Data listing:
****
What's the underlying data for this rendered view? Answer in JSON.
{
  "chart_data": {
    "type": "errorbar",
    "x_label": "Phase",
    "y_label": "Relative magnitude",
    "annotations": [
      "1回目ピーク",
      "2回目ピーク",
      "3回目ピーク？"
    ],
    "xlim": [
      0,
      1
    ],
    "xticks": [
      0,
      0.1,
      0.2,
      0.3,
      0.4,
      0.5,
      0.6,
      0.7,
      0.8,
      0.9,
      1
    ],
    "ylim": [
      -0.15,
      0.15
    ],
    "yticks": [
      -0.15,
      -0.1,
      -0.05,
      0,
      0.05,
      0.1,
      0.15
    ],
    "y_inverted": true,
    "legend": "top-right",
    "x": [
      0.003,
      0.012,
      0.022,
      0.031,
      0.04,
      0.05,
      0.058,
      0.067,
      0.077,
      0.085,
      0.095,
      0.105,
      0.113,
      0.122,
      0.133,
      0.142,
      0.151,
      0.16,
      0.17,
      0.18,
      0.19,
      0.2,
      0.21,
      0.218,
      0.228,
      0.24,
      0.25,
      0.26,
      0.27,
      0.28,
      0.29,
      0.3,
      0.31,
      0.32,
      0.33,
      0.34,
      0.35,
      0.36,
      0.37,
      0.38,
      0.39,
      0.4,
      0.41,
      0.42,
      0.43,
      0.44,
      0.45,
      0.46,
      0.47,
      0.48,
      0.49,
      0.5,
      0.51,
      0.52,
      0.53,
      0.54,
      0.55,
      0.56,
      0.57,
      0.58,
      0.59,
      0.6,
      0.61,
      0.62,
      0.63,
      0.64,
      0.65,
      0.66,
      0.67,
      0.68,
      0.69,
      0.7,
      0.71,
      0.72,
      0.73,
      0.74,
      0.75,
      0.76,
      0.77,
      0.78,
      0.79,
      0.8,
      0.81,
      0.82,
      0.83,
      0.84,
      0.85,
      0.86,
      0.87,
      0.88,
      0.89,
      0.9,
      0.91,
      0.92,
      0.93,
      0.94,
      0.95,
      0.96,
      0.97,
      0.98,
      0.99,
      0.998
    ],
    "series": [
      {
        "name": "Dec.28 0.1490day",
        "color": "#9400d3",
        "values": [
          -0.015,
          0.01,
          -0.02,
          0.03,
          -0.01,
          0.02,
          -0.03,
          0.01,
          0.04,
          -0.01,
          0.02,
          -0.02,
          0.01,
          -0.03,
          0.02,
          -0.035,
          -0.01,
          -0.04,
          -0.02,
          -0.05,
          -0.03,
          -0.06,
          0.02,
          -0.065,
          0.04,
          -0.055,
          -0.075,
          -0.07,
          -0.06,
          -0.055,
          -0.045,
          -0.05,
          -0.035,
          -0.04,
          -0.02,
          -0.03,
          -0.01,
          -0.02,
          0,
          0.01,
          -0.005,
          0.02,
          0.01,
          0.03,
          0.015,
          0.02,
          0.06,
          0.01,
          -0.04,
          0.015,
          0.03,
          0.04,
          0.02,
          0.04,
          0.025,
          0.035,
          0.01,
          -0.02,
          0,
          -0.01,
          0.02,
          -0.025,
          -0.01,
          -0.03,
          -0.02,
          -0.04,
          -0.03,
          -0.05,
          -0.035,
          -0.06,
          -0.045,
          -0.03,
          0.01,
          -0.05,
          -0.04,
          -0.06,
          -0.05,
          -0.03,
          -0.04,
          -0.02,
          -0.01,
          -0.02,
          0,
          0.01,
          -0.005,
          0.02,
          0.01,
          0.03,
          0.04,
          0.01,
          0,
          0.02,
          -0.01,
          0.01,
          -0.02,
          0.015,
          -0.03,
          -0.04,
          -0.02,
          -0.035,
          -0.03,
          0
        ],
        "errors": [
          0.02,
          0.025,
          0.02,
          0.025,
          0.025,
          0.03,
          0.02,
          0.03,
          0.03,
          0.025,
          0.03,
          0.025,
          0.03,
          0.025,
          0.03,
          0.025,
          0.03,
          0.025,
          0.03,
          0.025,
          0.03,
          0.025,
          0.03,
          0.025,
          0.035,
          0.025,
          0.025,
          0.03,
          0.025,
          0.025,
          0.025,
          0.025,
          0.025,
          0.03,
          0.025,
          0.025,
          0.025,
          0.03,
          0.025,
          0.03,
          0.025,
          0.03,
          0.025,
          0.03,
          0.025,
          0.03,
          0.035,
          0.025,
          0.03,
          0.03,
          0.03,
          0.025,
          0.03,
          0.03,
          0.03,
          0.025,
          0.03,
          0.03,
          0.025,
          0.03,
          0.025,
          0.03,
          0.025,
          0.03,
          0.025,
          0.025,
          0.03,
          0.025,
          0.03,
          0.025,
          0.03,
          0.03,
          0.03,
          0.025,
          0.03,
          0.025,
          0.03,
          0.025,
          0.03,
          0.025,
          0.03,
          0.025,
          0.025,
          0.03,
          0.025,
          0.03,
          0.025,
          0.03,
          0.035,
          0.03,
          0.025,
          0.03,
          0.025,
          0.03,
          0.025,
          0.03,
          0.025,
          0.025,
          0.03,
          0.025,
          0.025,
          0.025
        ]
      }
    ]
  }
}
****
#### DO THIS:
Each line of the listing should be copied exactly.

#### EXERCISE RESPONSE:
What's the underlying data for this rendered view? Answer in JSON.
{
  "chart_data": {
    "type": "errorbar",
    "x_label": "Phase",
    "y_label": "Relative magnitude",
    "annotations": [
      "1回目ピーク",
      "2回目ピーク",
      "3回目ピーク？"
    ],
    "xlim": [
      0,
      1
    ],
    "xticks": [
      0,
      0.1,
      0.2,
      0.3,
      0.4,
      0.5,
      0.6,
      0.7,
      0.8,
      0.9,
      1
    ],
    "ylim": [
      -0.15,
      0.15
    ],
    "yticks": [
      -0.15,
      -0.1,
      -0.05,
      0,
      0.05,
      0.1,
      0.15
    ],
    "y_inverted": true,
    "legend": "top-right",
    "x": [
      0.003,
      0.012,
      0.022,
      0.031,
      0.04,
      0.05,
      0.058,
      0.067,
      0.077,
      0.085,
      0.095,
      0.105,
      0.113,
      0.122,
      0.133,
      0.142,
      0.151,
      0.16,
      0.17,
      0.18,
      0.19,
      0.2,
      0.21,
      0.218,
      0.228,
      0.24,
      0.25,
      0.26,
      0.27,
      0.28,
      0.29,
      0.3,
      0.31,
      0.32,
      0.33,
      0.34,
      0.35,
      0.36,
      0.37,
      0.38,
      0.39,
      0.4,
      0.41,
      0.42,
      0.43,
      0.44,
      0.45,
      0.46,
      0.47,
      0.48,
      0.49,
      0.5,
      0.51,
      0.52,
      0.53,
      0.54,
      0.55,
      0.56,
      0.57,
      0.58,
      0.59,
      0.6,
      0.61,
      0.62,
      0.63,
      0.64,
      0.65,
      0.66,
      0.67,
      0.68,
      0.69,
      0.7,
      0.71,
      0.72,
      0.73,
      0.74,
      0.75,
      0.76,
      0.77,
      0.78,
      0.79,
      0.8,
      0.81,
      0.82,
      0.83,
      0.84,
      0.85,
      0.86,
      0.87,
      0.88,
      0.89,
      0.9,
      0.91,
      0.92,
      0.93,
      0.94,
      0.95,
      0.96,
      0.97,
      0.98,
      0.99,
      0.998
    ],
    "series": [
      {
        "name": "Dec.28 0.1490day",
        "color": "#9400d3",
        "values": [
          -0.015,
          0.01,
          -0.02,
          0.03,
          -0.01,
          0.02,
          -0.03,
          0.01,
          0.04,
          -0.01,
          0.02,
          -0.02,
          0.01,
          -0.03,
          0.02,
          -0.035,
          -0.01,
          -0.04,
          -0.02,
          -0.05,
          -0.03,
          -0.06,
          0.02,
          -0.065,
          0.04,
          -0.055,
          -0.075,
          -0.07,
          -0.06,
          -0.055,
          -0.045,
          -0.05,
          -0.035,
          -0.04,
          -0.02,
          -0.03,
          -0.01,
          -0.02,
          0,
          0.01,
          -0.005,
          0.02,
          0.01,
          0.03,
          0.015,
          0.02,
          0.06,
          0.01,
          -0.04,
          0.015,
          0.03,
          0.04,
          0.02,
          0.04,
          0.025,
          0.035,
          0.01,
          -0.02,
          0,
          -0.01,
          0.02,
          -0.025,
          -0.01,
          -0.03,
          -0.02,
          -0.04,
          -0.03,
          -0.05,
          -0.035,
          -0.06,
          -0.045,
          -0.03,
          0.01,
          -0.05,
          -0.04,
          -0.06,
          -0.05,
          -0.03,
          -0.04,
          -0.02,
          -0.01,
          -0.02,
          0,
          0.01,
          -0.005,
          0.02,
          0.01,
          0.03,
          0.04,
          0.01,
          0,
          0.02,
          -0.01,
          0.01,
          -0.02,
          0.015,
          -0.03,
          -0.04,
          -0.02,
          -0.035,
          -0.03,
          0
        ],
        "errors": [
          0.02,
          0.025,
          0.02,
          0.025,
          0.025,
          0.03,
          0.02,
          0.03,
          0.03,
          0.025,
          0.03,
          0.025,
          0.03,
          0.025,
          0.03,
          0.025,
          0.03,
          0.025,
          0.03,
          0.025,
          0.03,
          0.025,
          0.03,
          0.025,
          0.035,
          0.025,
          0.025,
          0.03,
          0.025,
          0.025,
          0.025,
          0.025,
          0.025,
          0.03,
          0.025,
          0.025,
          0.025,
          0.03,
          0.025,
          0.03,
          0.025,
          0.03,
          0.025,
          0.03,
          0.025,
          0.03,
          0.035,
          0.025,
          0.03,
          0.03,
          0.03,
          0.025,
          0.03,
          0.03,
          0.03,
          0.025,
          0.03,
          0.03,
          0.025,
          0.03,
          0.025,
          0.03,
          0.025,
          0.03,
          0.025,
          0.025,
          0.03,
          0.025,
          0.03,
          0.025,
          0.03,
          0.03,
          0.03,
          0.025,
          0.03,
          0.025,
          0.03,
          0.025,
          0.03,
          0.025,
          0.03,
          0.025,
          0.025,
          0.03,
          0.025,
          0.03,
          0.025,
          0.03,
          0.035,
          0.03,
          0.025,
          0.03,
          0.025,
          0.03,
          0.025,
          0.03,
          0.025,
          0.025,
          0.03,
          0.025,
          0.025,
          0.025
        ]
      }
    ]
  }
}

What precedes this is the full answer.